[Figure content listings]
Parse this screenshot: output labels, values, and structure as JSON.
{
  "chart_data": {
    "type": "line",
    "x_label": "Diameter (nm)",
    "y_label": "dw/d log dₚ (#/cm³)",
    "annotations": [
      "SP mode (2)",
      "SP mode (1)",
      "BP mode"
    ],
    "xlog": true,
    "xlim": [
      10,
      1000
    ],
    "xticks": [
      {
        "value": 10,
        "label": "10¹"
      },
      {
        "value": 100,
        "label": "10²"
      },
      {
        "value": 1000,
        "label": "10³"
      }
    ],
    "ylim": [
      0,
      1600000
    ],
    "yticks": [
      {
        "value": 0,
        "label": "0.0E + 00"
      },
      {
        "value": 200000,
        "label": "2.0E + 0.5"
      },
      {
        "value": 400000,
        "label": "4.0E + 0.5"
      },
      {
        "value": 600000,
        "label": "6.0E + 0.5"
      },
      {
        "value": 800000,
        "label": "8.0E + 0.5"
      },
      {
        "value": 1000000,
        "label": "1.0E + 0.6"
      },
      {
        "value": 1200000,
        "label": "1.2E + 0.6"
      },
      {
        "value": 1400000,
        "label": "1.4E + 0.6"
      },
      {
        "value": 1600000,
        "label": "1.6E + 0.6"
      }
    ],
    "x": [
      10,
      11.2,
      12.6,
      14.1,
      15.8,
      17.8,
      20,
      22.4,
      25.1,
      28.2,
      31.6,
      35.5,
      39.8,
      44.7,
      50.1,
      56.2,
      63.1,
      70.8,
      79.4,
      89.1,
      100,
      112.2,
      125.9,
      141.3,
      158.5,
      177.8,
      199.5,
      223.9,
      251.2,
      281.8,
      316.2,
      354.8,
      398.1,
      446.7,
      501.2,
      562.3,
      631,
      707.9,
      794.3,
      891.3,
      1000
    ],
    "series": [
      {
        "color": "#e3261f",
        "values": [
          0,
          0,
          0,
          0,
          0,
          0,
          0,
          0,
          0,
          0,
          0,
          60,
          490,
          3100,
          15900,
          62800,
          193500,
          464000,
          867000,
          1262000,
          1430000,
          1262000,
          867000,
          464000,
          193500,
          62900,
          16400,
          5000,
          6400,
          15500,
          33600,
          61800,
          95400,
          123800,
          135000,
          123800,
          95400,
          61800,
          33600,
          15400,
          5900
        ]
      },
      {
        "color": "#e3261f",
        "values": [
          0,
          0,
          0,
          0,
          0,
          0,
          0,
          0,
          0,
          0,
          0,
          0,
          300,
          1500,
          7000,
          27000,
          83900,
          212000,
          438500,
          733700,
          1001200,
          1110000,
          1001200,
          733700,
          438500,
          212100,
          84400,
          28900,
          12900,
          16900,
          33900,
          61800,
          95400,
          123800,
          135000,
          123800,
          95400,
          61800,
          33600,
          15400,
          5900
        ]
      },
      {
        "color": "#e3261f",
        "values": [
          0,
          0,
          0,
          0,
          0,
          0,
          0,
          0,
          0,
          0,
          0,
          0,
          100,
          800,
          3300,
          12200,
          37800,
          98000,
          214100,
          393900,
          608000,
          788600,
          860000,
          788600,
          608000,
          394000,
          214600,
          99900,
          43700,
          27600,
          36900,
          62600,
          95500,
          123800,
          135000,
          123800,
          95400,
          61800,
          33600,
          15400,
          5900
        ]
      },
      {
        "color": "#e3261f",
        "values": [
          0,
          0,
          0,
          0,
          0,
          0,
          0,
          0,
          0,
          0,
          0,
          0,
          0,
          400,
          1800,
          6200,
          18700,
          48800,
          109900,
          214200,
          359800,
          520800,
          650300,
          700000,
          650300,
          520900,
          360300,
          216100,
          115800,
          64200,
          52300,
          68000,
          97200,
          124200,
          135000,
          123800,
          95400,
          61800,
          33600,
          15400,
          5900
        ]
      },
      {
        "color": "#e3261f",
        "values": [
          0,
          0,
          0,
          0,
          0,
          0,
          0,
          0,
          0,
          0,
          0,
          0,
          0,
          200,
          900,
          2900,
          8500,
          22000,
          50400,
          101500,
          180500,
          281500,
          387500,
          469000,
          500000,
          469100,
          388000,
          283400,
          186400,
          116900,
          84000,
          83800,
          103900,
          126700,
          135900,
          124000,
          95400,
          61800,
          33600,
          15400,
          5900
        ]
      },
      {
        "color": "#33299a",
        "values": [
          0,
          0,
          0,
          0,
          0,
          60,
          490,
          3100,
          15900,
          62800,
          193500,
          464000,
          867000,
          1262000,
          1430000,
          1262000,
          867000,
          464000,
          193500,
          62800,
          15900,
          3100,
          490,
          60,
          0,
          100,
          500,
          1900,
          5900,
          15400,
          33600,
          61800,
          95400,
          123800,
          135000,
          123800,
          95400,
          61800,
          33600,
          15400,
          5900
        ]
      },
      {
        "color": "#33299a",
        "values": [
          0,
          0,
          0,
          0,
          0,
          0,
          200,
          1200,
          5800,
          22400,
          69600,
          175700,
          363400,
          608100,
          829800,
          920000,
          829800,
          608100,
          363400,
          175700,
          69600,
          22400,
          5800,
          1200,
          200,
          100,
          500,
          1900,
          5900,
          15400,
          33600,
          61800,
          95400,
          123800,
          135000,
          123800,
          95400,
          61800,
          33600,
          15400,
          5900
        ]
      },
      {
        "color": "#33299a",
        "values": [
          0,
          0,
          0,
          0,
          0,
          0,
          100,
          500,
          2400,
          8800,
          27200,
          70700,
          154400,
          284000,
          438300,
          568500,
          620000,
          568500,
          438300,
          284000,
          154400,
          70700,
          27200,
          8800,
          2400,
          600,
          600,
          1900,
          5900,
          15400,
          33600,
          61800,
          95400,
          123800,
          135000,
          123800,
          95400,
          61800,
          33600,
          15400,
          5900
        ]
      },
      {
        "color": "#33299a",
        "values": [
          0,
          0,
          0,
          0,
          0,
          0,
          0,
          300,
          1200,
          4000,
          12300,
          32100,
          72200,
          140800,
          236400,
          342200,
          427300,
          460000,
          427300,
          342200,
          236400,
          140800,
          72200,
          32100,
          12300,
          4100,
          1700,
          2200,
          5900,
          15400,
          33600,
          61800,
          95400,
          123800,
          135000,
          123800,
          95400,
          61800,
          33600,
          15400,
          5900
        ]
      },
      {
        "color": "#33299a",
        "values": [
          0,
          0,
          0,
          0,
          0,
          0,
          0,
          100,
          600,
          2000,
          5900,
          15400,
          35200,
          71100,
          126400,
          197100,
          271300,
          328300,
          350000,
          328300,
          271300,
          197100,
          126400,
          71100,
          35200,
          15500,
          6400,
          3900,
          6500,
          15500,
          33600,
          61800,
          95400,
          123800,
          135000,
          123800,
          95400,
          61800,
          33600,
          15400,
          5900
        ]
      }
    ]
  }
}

— Goal —
The records above are to be repeated exactly, in their entirety.

— Correct response —
Parse this screenshot: output labels, values, and structure as JSON.
{
  "chart_data": {
    "type": "line",
    "x_label": "Diameter (nm)",
    "y_label": "dw/d log dₚ (#/cm³)",
    "annotations": [
      "SP mode (2)",
      "SP mode (1)",
      "BP mode"
    ],
    "xlog": true,
    "xlim": [
      10,
      1000
    ],
    "xticks": [
      {
        "value": 10,
        "label": "10¹"
      },
      {
        "value": 100,
        "label": "10²"
      },
      {
        "value": 1000,
        "label": "10³"
      }
    ],
    "ylim": [
      0,
      1600000
    ],
    "yticks": [
      {
        "value": 0,
        "label": "0.0E + 00"
      },
      {
        "value": 200000,
        "label": "2.0E + 0.5"
      },
      {
        "value": 400000,
        "label": "4.0E + 0.5"
      },
      {
        "value": 600000,
        "label": "6.0E + 0.5"
      },
      {
        "value": 800000,
        "label": "8.0E + 0.5"
      },
      {
        "value": 1000000,
        "label": "1.0E + 0.6"
      },
      {
        "value": 1200000,
        "label": "1.2E + 0.6"
      },
      {
        "value": 1400000,
        "label": "1.4E + 0.6"
      },
      {
        "value": 1600000,
        "label": "1.6E + 0.6"
      }
    ],
    "x": [
      10,
      11.2,
      12.6,
      14.1,
      15.8,
      17.8,
      20,
      22.4,
      25.1,
      28.2,
      31.6,
      35.5,
      39.8,
      44.7,
      50.1,
      56.2,
      63.1,
      70.8,
      79.4,
      89.1,
      100,
      112.2,
      125.9,
      141.3,
      158.5,
      177.8,
      199.5,
      223.9,
      251.2,
      281.8,
      316.2,
      354.8,
      398.1,
      446.7,
      501.2,
      562.3,
      631,
      707.9,
      794.3,
      891.3,
      1000
    ],
    "series": [
      {
        "color": "#e3261f",
        "values": [
          0,
          0,
          0,
          0,
          0,
          0,
          0,
          0,
          0,
          0,
          0,
          60,
          490,
          3100,
          15900,
          62800,
          193500,
          464000,
          867000,
          1262000,
          1430000,
          1262000,
          867000,
          464000,
          193500,
          62900,
          16400,
          5000,
          6400,
          15500,
          33600,
          61800,
          95400,
          123800,
          135000,
          123800,
          95400,
          61800,
          33600,
          15400,
          5900
        ]
      },
      {
        "color": "#e3261f",
        "values": [
          0,
          0,
          0,
          0,
          0,
          0,
          0,
          0,
          0,
          0,
          0,
          0,
          300,
          1500,
          7000,
          27000,
          83900,
          212000,
          438500,
          733700,
          1001200,
          1110000,
          1001200,
          733700,
          438500,
          212100,
          84400,
          28900,
          12900,
          16900,
          33900,
          61800,
          95400,
          123800,
          135000,
          123800,
          95400,
          61800,
          33600,
          15400,
          5900
        ]
      },
      {
        "color": "#e3261f",
        "values": [
          0,
          0,
          0,
          0,
          0,
          0,
          0,
          0,
          0,
          0,
          0,
          0,
          100,
          800,
          3300,
          12200,
          37800,
          98000,
          214100,
          393900,
          608000,
          788600,
          860000,
          788600,
          608000,
          394000,
          214600,
          99900,
          43700,
          27600,
          36900,
          62600,
          95500,
          123800,
          135000,
          123800,
          95400,
          61800,
          33600,
          15400,
          5900
        ]
      },
      {
        "color": "#e3261f",
        "values": [
          0,
          0,
          0,
          0,
          0,
          0,
          0,
          0,
          0,
          0,
          0,
          0,
          0,
          400,
          1800,
          6200,
          18700,
          48800,
          109900,
          214200,
          359800,
          520800,
          650300,
          700000,
          650300,
          520900,
          360300,
          216100,
          115800,
          64200,
          52300,
          68000,
          97200,
          124200,
          135000,
          123800,
          95400,
          61800,
          33600,
          15400,
          5900
        ]
      },
      {
        "color": "#e3261f",
        "values": [
          0,
          0,
          0,
          0,
          0,
          0,
          0,
          0,
          0,
          0,
          0,
          0,
          0,
          200,
          900,
          2900,
          8500,
          22000,
          50400,
          101500,
          180500,
          281500,
          387500,
          469000,
          500000,
          469100,
          388000,
          283400,
          186400,
          116900,
          84000,
          83800,
          103900,
          126700,
          135900,
          124000,
          95400,
          61800,
          33600,
          15400,
          5900
        ]
      },
      {
        "color": "#33299a",
        "values": [
          0,
          0,
          0,
          0,
          0,
          60,
          490,
          3100,
          15900,
          62800,
          193500,
          464000,
          867000,
          1262000,
          1430000,
          1262000,
          867000,
          464000,
          193500,
          62800,
          15900,
          3100,
          490,
          60,
          0,
          100,
          500,
          1900,
          5900,
          15400,
          33600,
          61800,
          95400,
          123800,
          135000,
          123800,
          95400,
          61800,
          33600,
          15400,
          5900
        ]
      },
      {
        "color": "#33299a",
        "values": [
          0,
          0,
          0,
          0,
          0,
          0,
          200,
          1200,
          5800,
          22400,
          69600,
          175700,
          363400,
          608100,
          829800,
          920000,
          829800,
          608100,
          363400,
          175700,
          69600,
          22400,
          5800,
          1200,
          200,
          100,
          500,
          1900,
          5900,
          15400,
          33600,
          61800,
          95400,
          123800,
          135000,
          123800,
          95400,
          61800,
          33600,
          15400,
          5900
        ]
      },
      {
        "color": "#33299a",
        "values": [
          0,
          0,
          0,
          0,
          0,
          0,
          100,
          500,
          2400,
          8800,
          27200,
          70700,
          154400,
          284000,
          438300,
          568500,
          620000,
          568500,
          438300,
          284000,
          154400,
          70700,
          27200,
          8800,
          2400,
          600,
          600,
          1900,
          5900,
          15400,
          33600,
          61800,
          95400,
          123800,
          135000,
          123800,
          95400,
          61800,
          33600,
          15400,
          5900
        ]
      },
      {
        "color": "#33299a",
        "values": [
          0,
          0,
          0,
          0,
          0,
          0,
          0,
          300,
          1200,
          4000,
          12300,
          32100,
          72200,
          140800,
          236400,
          342200,
          427300,
          460000,
          427300,
          342200,
          236400,
          140800,
          72200,
          32100,
          12300,
          4100,
          1700,
          2200,
          5900,
          15400,
          33600,
          61800,
          95400,
          123800,
          135000,
          123800,
          95400,
          61800,
          33600,
          15400,
          5900
        ]
      },
      {
        "color": "#33299a",
        "values": [
          0,
          0,
          0,
          0,
          0,
          0,
          0,
          100,
          600,
          2000,
          5900,
          15400,
          35200,
          71100,
          126400,
          197100,
          271300,
          328300,
          350000,
          328300,
          271300,
          197100,
          126400,
          71100,
          35200,
          15500,
          6400,
          3900,
          6500,
          15500,
          33600,
          61800,
          95400,
          123800,
          135000,
          123800,
          95400,
          61800,
          33600,
          15400,
          5900
        ]
      }
    ]
  }
}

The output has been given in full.